--- START Material provided ---

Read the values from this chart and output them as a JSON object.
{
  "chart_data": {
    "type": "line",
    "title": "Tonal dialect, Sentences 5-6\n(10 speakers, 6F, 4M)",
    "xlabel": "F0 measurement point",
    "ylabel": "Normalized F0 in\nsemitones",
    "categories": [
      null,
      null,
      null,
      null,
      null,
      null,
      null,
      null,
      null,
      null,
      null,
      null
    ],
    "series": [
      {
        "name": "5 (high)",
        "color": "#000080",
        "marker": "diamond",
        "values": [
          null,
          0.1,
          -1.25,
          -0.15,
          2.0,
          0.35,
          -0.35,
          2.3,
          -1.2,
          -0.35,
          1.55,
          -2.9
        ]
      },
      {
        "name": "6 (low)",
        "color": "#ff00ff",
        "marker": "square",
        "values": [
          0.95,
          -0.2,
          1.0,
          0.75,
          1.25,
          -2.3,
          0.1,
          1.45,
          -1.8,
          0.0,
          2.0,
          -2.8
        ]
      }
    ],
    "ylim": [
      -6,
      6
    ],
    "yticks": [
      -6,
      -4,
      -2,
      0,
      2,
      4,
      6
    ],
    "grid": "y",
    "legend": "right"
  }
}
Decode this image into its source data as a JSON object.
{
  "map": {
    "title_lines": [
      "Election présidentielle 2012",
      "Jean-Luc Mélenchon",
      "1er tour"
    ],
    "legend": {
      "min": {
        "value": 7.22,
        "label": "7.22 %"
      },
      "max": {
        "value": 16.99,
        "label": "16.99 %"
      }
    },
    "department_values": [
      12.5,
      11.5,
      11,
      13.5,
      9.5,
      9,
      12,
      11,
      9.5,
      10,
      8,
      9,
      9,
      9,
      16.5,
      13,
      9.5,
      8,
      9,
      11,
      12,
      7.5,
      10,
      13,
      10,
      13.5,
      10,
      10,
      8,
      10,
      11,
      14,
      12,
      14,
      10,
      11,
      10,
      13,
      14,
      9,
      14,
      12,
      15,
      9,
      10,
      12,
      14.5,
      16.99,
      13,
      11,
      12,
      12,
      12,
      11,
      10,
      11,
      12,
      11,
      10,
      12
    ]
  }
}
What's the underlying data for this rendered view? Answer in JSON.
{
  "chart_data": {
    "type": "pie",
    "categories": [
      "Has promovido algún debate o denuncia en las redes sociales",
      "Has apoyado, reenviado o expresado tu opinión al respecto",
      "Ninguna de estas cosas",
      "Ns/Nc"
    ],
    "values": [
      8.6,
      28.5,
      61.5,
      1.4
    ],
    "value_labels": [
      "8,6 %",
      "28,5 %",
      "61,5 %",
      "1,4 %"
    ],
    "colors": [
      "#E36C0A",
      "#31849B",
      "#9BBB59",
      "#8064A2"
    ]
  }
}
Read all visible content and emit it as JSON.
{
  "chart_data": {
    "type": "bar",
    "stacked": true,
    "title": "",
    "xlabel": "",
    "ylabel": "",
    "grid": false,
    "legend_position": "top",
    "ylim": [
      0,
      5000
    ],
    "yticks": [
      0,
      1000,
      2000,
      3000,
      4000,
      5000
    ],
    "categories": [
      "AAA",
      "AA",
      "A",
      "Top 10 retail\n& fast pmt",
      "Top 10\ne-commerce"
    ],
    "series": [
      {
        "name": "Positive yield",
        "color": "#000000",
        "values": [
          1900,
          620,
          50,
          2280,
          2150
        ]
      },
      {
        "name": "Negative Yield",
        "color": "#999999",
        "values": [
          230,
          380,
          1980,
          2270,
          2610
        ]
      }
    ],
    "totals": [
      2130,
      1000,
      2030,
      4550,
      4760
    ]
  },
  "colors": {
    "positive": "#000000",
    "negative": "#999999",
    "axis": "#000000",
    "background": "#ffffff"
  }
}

--- END Material provided ---

Copy each line of the data above that holds "name".

→ **Correct result**
        "name": "5 (high)",
        "name": "6 (low)",
        "name": "Positive yield",
        "name": "Negative Yield",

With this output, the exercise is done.